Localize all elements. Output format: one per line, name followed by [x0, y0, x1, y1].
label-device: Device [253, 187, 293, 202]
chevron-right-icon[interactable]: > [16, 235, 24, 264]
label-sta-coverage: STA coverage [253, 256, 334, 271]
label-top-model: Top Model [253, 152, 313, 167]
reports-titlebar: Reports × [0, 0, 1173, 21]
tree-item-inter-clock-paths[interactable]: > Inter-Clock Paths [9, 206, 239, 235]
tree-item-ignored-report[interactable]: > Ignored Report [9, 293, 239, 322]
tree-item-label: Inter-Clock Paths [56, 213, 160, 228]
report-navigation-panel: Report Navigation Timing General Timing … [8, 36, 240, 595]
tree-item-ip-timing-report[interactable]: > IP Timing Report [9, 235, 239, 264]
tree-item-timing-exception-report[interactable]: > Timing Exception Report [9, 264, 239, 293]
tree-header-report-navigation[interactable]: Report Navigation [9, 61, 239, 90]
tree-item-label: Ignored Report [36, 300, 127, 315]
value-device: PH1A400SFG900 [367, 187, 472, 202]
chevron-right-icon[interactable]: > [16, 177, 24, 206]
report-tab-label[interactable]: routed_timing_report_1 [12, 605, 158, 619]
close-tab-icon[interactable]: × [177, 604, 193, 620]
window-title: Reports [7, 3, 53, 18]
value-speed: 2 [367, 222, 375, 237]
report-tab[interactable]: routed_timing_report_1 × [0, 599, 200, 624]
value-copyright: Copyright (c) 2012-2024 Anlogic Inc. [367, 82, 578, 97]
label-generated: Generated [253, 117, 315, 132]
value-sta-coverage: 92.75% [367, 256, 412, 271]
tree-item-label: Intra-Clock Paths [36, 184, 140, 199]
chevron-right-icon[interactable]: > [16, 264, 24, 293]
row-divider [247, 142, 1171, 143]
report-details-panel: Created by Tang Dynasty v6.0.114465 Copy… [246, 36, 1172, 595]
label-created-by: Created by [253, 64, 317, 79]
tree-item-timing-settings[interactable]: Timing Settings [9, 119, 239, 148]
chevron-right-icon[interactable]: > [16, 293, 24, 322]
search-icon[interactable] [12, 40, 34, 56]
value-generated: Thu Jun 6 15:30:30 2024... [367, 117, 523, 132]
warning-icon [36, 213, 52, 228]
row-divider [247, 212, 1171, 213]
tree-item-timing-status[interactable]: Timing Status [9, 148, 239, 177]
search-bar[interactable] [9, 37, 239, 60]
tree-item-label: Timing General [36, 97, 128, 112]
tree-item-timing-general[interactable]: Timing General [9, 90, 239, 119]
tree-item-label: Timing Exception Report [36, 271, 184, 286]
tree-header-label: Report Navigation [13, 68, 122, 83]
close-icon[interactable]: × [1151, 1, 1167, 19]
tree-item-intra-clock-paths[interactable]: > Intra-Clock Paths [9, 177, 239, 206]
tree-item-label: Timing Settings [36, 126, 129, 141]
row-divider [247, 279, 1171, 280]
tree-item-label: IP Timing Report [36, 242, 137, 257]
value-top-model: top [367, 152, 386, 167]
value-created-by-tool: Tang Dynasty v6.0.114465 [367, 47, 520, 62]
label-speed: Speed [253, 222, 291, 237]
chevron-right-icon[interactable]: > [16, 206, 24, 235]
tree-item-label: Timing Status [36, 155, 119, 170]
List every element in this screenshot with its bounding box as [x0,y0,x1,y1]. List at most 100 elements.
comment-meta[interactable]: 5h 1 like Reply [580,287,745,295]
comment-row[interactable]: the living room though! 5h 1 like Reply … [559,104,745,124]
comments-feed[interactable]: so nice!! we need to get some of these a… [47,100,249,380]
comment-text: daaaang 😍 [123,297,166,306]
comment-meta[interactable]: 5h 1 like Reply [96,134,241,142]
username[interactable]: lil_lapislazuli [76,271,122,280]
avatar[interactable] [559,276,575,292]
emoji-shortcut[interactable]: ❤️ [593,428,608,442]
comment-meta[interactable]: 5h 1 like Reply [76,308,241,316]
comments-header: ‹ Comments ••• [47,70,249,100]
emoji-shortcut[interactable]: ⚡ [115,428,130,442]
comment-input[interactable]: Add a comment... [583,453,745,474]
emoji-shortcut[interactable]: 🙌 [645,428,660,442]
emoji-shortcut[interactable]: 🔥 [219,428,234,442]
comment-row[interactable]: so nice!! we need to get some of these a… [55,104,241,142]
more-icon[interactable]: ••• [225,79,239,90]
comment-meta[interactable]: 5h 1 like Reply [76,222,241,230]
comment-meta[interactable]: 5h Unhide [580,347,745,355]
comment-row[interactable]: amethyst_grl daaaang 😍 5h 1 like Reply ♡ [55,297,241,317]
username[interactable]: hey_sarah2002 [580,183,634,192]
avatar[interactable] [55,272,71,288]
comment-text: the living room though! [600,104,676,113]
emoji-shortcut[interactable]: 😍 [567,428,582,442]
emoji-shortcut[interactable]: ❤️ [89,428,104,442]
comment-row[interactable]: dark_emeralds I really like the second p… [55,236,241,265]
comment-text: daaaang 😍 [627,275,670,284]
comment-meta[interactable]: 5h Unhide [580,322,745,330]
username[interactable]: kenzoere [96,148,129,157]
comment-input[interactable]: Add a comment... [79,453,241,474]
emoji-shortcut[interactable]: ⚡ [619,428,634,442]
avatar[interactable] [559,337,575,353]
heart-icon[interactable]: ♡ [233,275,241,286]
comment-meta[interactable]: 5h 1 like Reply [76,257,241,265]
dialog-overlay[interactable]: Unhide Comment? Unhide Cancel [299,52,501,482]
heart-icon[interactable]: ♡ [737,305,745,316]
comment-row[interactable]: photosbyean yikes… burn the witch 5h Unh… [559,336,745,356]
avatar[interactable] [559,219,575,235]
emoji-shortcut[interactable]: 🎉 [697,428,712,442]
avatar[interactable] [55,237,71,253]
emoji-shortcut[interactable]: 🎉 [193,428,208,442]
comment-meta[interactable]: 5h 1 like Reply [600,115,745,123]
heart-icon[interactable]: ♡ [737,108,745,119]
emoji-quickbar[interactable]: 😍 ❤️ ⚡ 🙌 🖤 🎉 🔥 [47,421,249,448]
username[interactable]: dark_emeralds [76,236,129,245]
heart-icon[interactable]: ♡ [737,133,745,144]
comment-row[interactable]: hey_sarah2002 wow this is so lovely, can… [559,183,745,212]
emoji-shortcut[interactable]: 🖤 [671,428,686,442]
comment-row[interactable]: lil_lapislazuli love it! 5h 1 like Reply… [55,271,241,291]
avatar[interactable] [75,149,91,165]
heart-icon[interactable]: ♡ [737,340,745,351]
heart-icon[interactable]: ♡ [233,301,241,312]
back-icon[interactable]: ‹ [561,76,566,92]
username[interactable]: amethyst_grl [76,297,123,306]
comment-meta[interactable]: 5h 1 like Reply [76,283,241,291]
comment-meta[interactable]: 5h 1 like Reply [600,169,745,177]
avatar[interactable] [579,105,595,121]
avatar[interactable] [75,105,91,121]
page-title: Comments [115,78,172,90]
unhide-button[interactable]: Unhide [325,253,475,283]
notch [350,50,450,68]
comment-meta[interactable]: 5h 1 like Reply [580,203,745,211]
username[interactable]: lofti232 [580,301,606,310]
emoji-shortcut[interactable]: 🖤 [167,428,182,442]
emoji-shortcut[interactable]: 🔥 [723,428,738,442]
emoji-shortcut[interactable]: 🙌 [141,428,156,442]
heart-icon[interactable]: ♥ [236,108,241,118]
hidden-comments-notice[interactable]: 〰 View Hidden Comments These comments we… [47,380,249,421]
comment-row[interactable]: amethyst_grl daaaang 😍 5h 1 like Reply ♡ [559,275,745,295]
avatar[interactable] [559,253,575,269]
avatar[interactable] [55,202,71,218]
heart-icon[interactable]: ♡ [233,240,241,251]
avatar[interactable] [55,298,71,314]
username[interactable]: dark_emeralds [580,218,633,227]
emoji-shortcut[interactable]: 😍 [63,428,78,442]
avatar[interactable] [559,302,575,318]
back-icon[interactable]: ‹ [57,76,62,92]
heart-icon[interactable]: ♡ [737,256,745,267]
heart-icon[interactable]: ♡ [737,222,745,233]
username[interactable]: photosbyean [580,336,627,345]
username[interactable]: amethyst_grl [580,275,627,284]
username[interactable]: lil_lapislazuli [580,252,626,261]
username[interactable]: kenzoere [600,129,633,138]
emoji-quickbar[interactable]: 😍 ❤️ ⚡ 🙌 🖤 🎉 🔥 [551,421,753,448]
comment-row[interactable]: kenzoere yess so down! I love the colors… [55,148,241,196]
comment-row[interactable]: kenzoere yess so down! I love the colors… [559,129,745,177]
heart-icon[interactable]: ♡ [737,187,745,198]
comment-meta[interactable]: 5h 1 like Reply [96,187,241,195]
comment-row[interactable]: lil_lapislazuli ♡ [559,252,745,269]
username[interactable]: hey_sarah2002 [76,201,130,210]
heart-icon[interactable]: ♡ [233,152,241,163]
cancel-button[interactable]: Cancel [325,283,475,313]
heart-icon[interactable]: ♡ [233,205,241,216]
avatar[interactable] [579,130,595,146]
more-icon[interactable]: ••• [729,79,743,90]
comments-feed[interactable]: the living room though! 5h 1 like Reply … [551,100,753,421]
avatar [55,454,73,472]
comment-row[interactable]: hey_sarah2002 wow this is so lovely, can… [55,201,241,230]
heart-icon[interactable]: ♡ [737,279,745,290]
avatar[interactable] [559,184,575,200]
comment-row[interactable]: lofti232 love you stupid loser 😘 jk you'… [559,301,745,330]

| WRITTEN INSTRUCTION |
Copy everything from the start of the records down to the line containing "tree-header-report-navigation[interactable]: Report Navigation", both ends included, reproducing each line exactly.

| EXERCISE RESULT |
Localize all elements. Output format: one per line, name followed by [x0, y0, x1, y1].
label-device: Device [253, 187, 293, 202]
chevron-right-icon[interactable]: > [16, 235, 24, 264]
label-sta-coverage: STA coverage [253, 256, 334, 271]
label-top-model: Top Model [253, 152, 313, 167]
reports-titlebar: Reports × [0, 0, 1173, 21]
tree-item-inter-clock-paths[interactable]: > Inter-Clock Paths [9, 206, 239, 235]
tree-item-ignored-report[interactable]: > Ignored Report [9, 293, 239, 322]
tree-item-label: Inter-Clock Paths [56, 213, 160, 228]
report-navigation-panel: Report Navigation Timing General Timing … [8, 36, 240, 595]
tree-item-ip-timing-report[interactable]: > IP Timing Report [9, 235, 239, 264]
tree-item-timing-exception-report[interactable]: > Timing Exception Report [9, 264, 239, 293]
tree-header-report-navigation[interactable]: Report Navigation [9, 61, 239, 90]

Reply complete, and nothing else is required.